Transcribe all the entries word for word, omitting any pictures they contain.

begin

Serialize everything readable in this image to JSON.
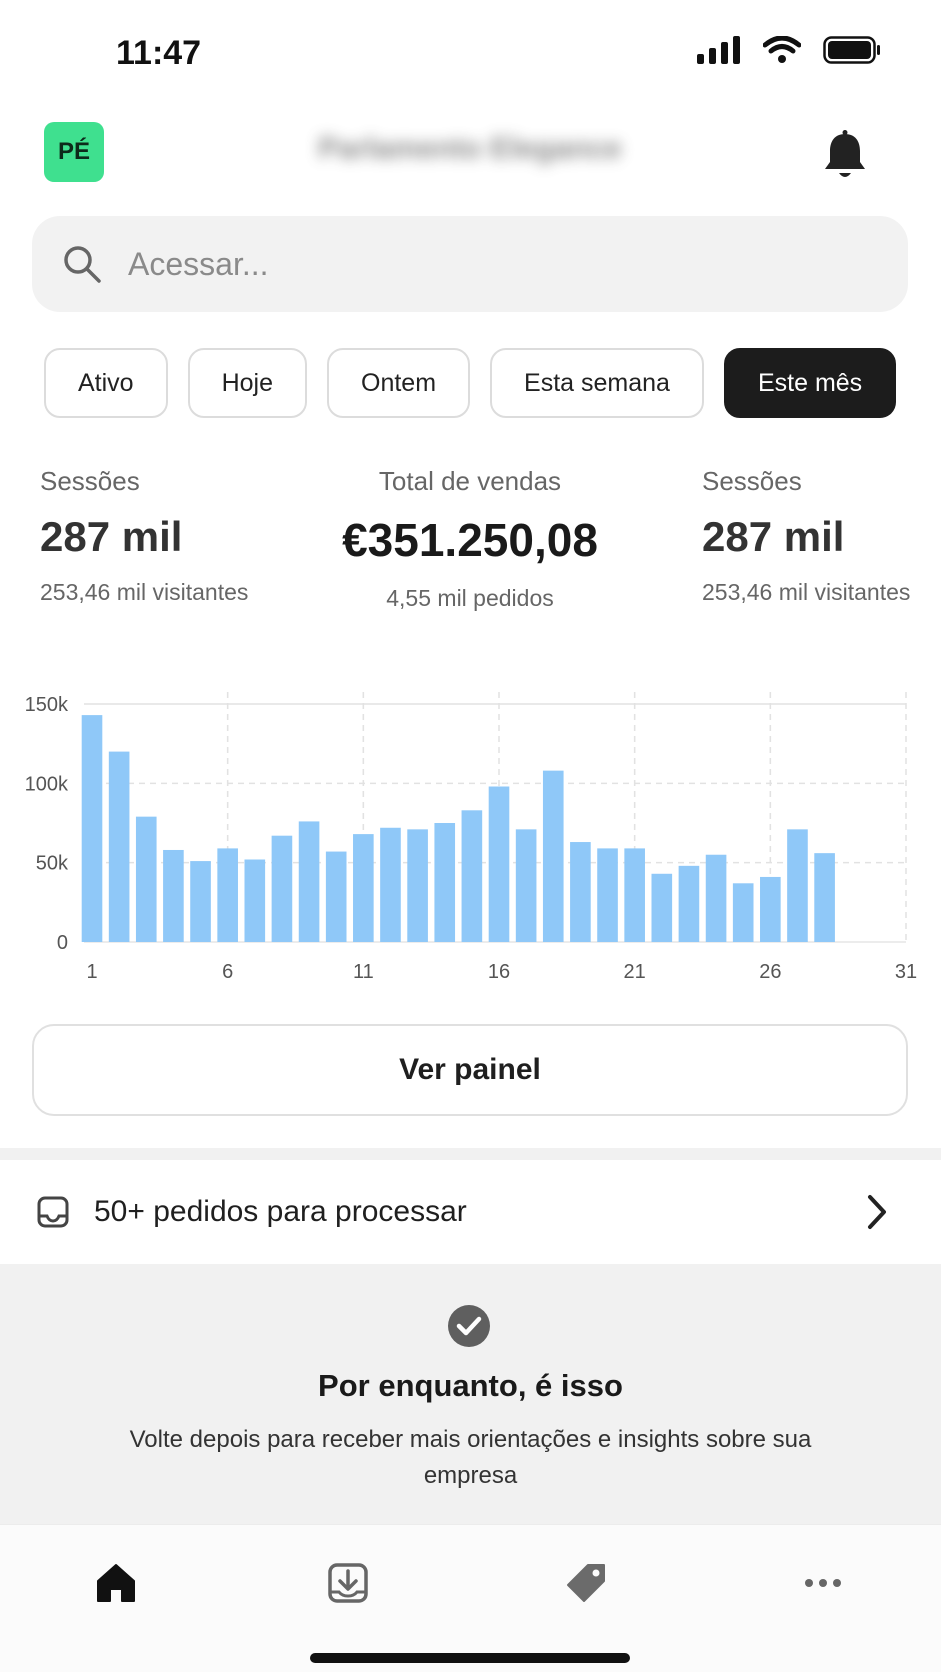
{
  "status_bar": {
    "time": "11:47"
  },
  "header": {
    "avatar_initials": "PÉ",
    "store_name": "Parlamento Elegance"
  },
  "search": {
    "placeholder": "Acessar..."
  },
  "filters": {
    "items": [
      "Ativo",
      "Hoje",
      "Ontem",
      "Esta semana",
      "Este mês"
    ],
    "active": "Este mês"
  },
  "metrics": {
    "left": {
      "label": "Sessões",
      "value": "287 mil",
      "sub": "253,46 mil visitantes"
    },
    "center": {
      "label": "Total de vendas",
      "value": "€351.250,08",
      "sub": "4,55 mil pedidos"
    },
    "right": {
      "label": "Sessões",
      "value": "287 mil",
      "sub": "253,46 mil visitantes"
    }
  },
  "chart_data": {
    "type": "bar",
    "x": [
      1,
      2,
      3,
      4,
      5,
      6,
      7,
      8,
      9,
      10,
      11,
      12,
      13,
      14,
      15,
      16,
      17,
      18,
      19,
      20,
      21,
      22,
      23,
      24,
      25,
      26,
      27,
      28
    ],
    "values": [
      143000,
      120000,
      79000,
      58000,
      51000,
      59000,
      52000,
      67000,
      76000,
      57000,
      68000,
      72000,
      71000,
      75000,
      83000,
      98000,
      71000,
      108000,
      63000,
      59000,
      59000,
      43000,
      48000,
      55000,
      37000,
      41000,
      71000,
      56000
    ],
    "xticks": [
      "1",
      "6",
      "11",
      "16",
      "21",
      "26",
      "31"
    ],
    "xtick_values": [
      1,
      6,
      11,
      16,
      21,
      26,
      31
    ],
    "yticks": [
      "0",
      "50k",
      "100k",
      "150k"
    ],
    "ytick_values": [
      0,
      50000,
      100000,
      150000
    ],
    "xlim": [
      1,
      31
    ],
    "ylim": [
      0,
      150000
    ],
    "bar_color": "#8fc8f8",
    "grid": true
  },
  "actions": {
    "view_dashboard": "Ver painel"
  },
  "orders": {
    "label": "50+ pedidos para processar"
  },
  "empty_state": {
    "title": "Por enquanto, é isso",
    "description": "Volte depois para receber mais orientações e insights sobre sua empresa"
  },
  "tabbar": {
    "icons": [
      "home-icon",
      "download-inbox-icon",
      "tag-icon",
      "more-icon"
    ]
  },
  "colors": {
    "accent": "#3fe08f",
    "active_chip": "#1c1c1c",
    "bar": "#8fc8f8"
  }
}
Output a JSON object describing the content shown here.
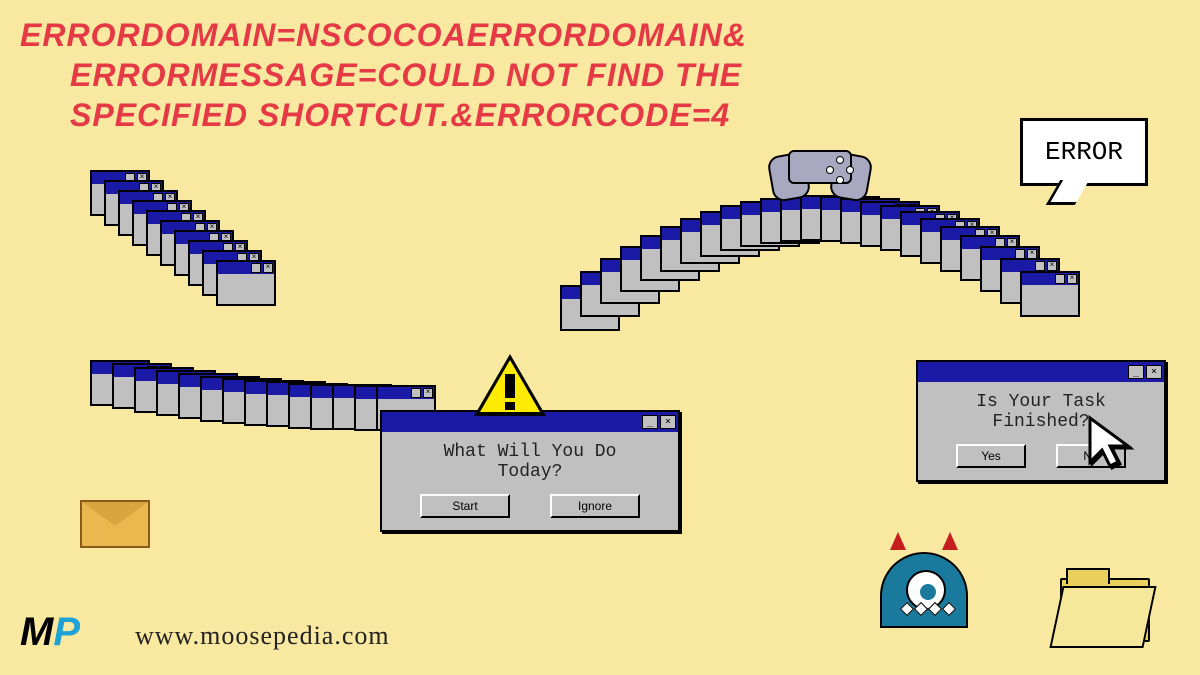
{
  "headline": {
    "line1": "ERRORDOMAIN=NSCOCOAERRORDOMAIN&",
    "line2": "ERRORMESSAGE=COULD NOT FIND THE",
    "line3": "SPECIFIED SHORTCUT.&ERRORCODE=4"
  },
  "dialog1": {
    "message_l1": "What Will You Do",
    "message_l2": "Today?",
    "btn_start": "Start",
    "btn_ignore": "Ignore"
  },
  "dialog2": {
    "message_l1": "Is Your Task",
    "message_l2": "Finished?",
    "btn_yes": "Yes",
    "btn_no": "No"
  },
  "bubble": {
    "text": "ERROR"
  },
  "footer": {
    "logo_m": "M",
    "logo_p": "P",
    "url": "www.moosepedia.com"
  },
  "ctl": {
    "min": "_",
    "close": "×",
    "x": "×"
  }
}
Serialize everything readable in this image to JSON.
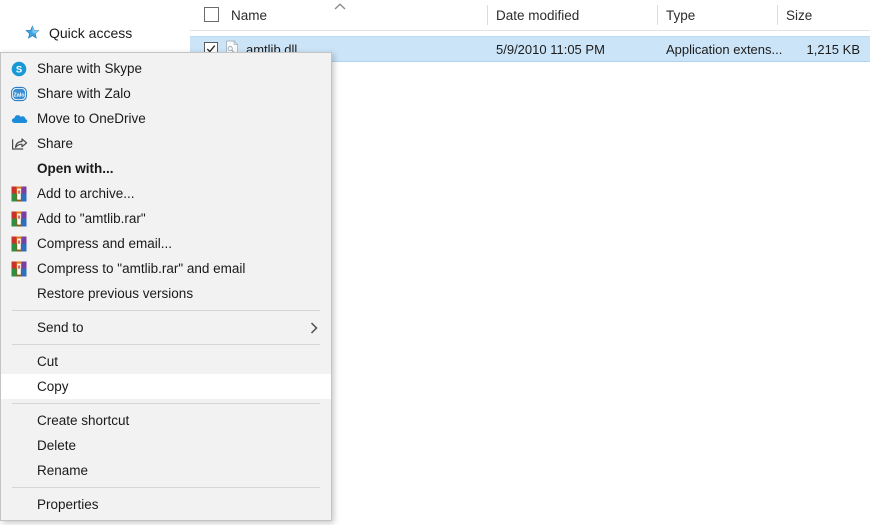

end

◆ WORKED SOLUTION
Serialize everything readable in this image to JSON.
{
  "status_bar": {
    "time": "11:47"
  },
  "header": {
    "avatar_initials": "PÉ",
    "store_name": "Parlamento Elegance"
  },
  "search": {
    "placeholder": "Acessar..."
  },
  "filters": {
    "items": [
      "Ativo",
      "Hoje",
      "Ontem",
      "Esta semana",
      "Este mês"
    ],
    "active": "Este mês"
  },
  "metrics": {
    "left": {
      "label": "Sessões",
      "value": "287 mil",
      "sub": "253,46 mil visitantes"
    },
    "center": {
      "label": "Total de vendas",
      "value": "€351.250,08",
      "sub": "4,55 mil pedidos"
    },
    "right": {
      "label": "Sessões",
      "value": "287 mil",
      "sub": "253,46 mil visitantes"
    }
  },
  "chart_data": {
    "type": "bar",
    "x": [
      1,
      2,
      3,
      4,
      5,
      6,
      7,
      8,
      9,
      10,
      11,
      12,
      13,
      14,
      15,
      16,
      17,
      18,
      19,
      20,
      21,
      22,
      23,
      24,
      25,
      26,
      27,
      28
    ],
    "values": [
      143000,
      120000,
      79000,
      58000,
      51000,
      59000,
      52000,
      67000,
      76000,
      57000,
      68000,
      72000,
      71000,
      75000,
      83000,
      98000,
      71000,
      108000,
      63000,
      59000,
      59000,
      43000,
      48000,
      55000,
      37000,
      41000,
      71000,
      56000
    ],
    "xticks": [
      "1",
      "6",
      "11",
      "16",
      "21",
      "26",
      "31"
    ],
    "xtick_values": [
      1,
      6,
      11,
      16,
      21,
      26,
      31
    ],
    "yticks": [
      "0",
      "50k",
      "100k",
      "150k"
    ],
    "ytick_values": [
      0,
      50000,
      100000,
      150000
    ],
    "xlim": [
      1,
      31
    ],
    "ylim": [
      0,
      150000
    ],
    "bar_color": "#8fc8f8",
    "grid": true
  },
  "actions": {
    "view_dashboard": "Ver painel"
  },
  "orders": {
    "label": "50+ pedidos para processar"
  },
  "empty_state": {
    "title": "Por enquanto, é isso",
    "description": "Volte depois para receber mais orientações e insights sobre sua empresa"
  },
  "tabbar": {
    "icons": [
      "home-icon",
      "download-inbox-icon",
      "tag-icon",
      "more-icon"
    ]
  },
  "colors": {
    "accent": "#3fe08f",
    "active_chip": "#1c1c1c",
    "bar": "#8fc8f8"
  }
}
Output a JSON object describing the content shown here.
{
  "headline": {
    "line1": "ERRORDOMAIN=NSCOCOAERRORDOMAIN&",
    "line2": "ERRORMESSAGE=COULD NOT FIND THE",
    "line3": "SPECIFIED SHORTCUT.&ERRORCODE=4"
  },
  "dialog1": {
    "message_l1": "What Will You Do",
    "message_l2": "Today?",
    "btn_start": "Start",
    "btn_ignore": "Ignore"
  },
  "dialog2": {
    "message_l1": "Is Your Task",
    "message_l2": "Finished?",
    "btn_yes": "Yes",
    "btn_no": "No"
  },
  "bubble": {
    "text": "ERROR"
  },
  "footer": {
    "logo_m": "M",
    "logo_p": "P",
    "url": "www.moosepedia.com"
  },
  "ctl": {
    "min": "_",
    "close": "×",
    "x": "×"
  }
}
Serialize everything readable in this image to JSON.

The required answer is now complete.